» **Stated goal**:
Reproduce all of the entries below line for line, leaving out the pictures.

» **Items**:
=-=-=-=-=

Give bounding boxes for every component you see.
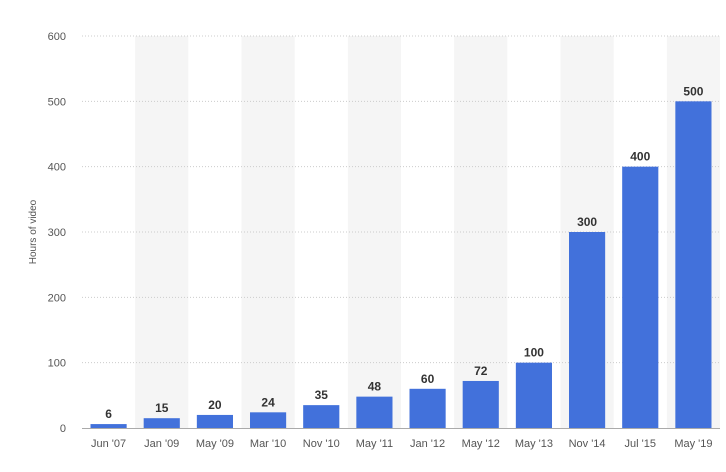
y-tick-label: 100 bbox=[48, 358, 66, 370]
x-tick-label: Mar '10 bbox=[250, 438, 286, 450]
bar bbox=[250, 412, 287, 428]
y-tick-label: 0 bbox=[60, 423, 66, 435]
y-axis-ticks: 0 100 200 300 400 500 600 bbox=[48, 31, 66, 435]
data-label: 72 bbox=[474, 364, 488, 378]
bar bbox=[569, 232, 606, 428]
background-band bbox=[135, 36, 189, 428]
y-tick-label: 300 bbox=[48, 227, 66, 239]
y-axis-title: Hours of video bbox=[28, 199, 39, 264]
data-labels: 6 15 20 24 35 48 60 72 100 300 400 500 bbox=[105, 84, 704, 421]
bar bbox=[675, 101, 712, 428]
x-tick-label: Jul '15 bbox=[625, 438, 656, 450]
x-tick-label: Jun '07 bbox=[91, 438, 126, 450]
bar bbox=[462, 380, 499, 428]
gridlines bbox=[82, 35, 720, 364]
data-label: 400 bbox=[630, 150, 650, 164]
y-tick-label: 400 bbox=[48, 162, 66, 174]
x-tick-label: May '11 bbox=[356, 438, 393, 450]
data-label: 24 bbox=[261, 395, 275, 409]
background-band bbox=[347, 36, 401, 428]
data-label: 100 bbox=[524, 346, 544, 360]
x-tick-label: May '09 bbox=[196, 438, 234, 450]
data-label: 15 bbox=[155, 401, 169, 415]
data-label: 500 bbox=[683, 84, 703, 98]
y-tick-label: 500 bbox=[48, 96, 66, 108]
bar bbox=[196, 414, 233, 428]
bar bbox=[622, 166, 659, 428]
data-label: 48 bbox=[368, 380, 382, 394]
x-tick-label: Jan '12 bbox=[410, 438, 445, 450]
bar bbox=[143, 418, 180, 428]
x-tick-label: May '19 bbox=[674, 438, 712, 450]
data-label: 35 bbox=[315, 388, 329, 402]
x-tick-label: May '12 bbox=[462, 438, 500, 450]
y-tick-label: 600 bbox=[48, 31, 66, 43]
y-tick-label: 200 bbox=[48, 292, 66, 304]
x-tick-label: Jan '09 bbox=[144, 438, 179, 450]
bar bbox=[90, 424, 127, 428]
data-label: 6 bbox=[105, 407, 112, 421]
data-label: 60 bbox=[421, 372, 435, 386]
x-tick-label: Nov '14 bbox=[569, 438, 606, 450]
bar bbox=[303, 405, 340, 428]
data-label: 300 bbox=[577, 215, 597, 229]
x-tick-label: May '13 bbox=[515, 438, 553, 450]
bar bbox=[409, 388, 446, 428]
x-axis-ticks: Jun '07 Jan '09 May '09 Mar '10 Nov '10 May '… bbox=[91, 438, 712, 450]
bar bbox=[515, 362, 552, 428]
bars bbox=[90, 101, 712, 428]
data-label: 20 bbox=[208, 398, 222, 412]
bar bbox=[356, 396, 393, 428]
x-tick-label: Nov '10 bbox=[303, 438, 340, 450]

=-=-=-=-=

» **Solved problem**:
Give bounding boxes for every component you see.
y-tick-label: 100 bbox=[48, 358, 66, 370]
x-tick-label: Mar '10 bbox=[250, 438, 286, 450]
bar bbox=[250, 412, 287, 428]
y-tick-label: 0 bbox=[60, 423, 66, 435]
y-axis-ticks: 0 100 200 300 400 500 600 bbox=[48, 31, 66, 435]
data-label: 72 bbox=[474, 364, 488, 378]
bar bbox=[569, 232, 606, 428]
background-band bbox=[135, 36, 189, 428]
y-tick-label: 300 bbox=[48, 227, 66, 239]
y-axis-title: Hours of video bbox=[28, 199, 39, 264]
data-labels: 6 15 20 24 35 48 60 72 100 300 400 500 bbox=[105, 84, 704, 421]
bar bbox=[675, 101, 712, 428]
x-tick-label: Jul '15 bbox=[625, 438, 656, 450]
x-tick-label: Jun '07 bbox=[91, 438, 126, 450]
bar bbox=[462, 380, 499, 428]
gridlines bbox=[82, 35, 720, 364]
data-label: 400 bbox=[630, 150, 650, 164]
y-tick-label: 400 bbox=[48, 162, 66, 174]
x-tick-label: May '11 bbox=[356, 438, 393, 450]
data-label: 24 bbox=[261, 395, 275, 409]
background-band bbox=[347, 36, 401, 428]
data-label: 100 bbox=[524, 346, 544, 360]
x-tick-label: May '09 bbox=[196, 438, 234, 450]
data-label: 15 bbox=[155, 401, 169, 415]
data-label: 500 bbox=[683, 84, 703, 98]
y-tick-label: 500 bbox=[48, 96, 66, 108]
bar bbox=[196, 414, 233, 428]
bar bbox=[622, 166, 659, 428]
data-label: 48 bbox=[368, 380, 382, 394]
x-tick-label: Jan '12 bbox=[410, 438, 445, 450]
bar bbox=[143, 418, 180, 428]
x-tick-label: May '19 bbox=[674, 438, 712, 450]
data-label: 35 bbox=[315, 388, 329, 402]
x-tick-label: May '12 bbox=[462, 438, 500, 450]
y-tick-label: 600 bbox=[48, 31, 66, 43]
y-tick-label: 200 bbox=[48, 292, 66, 304]
x-tick-label: Jan '09 bbox=[144, 438, 179, 450]
bar bbox=[90, 424, 127, 428]
data-label: 6 bbox=[105, 407, 112, 421]
data-label: 60 bbox=[421, 372, 435, 386]
x-tick-label: Nov '14 bbox=[569, 438, 606, 450]
bar bbox=[303, 405, 340, 428]
data-label: 300 bbox=[577, 215, 597, 229]
x-tick-label: May '13 bbox=[515, 438, 553, 450]
bar bbox=[409, 388, 446, 428]
x-axis-ticks: Jun '07 Jan '09 May '09 Mar '10 Nov '10 May '… bbox=[91, 438, 712, 450]
bar bbox=[515, 362, 552, 428]
bars bbox=[90, 101, 712, 428]
data-label: 20 bbox=[208, 398, 222, 412]
bar bbox=[356, 396, 393, 428]
x-tick-label: Nov '10 bbox=[303, 438, 340, 450]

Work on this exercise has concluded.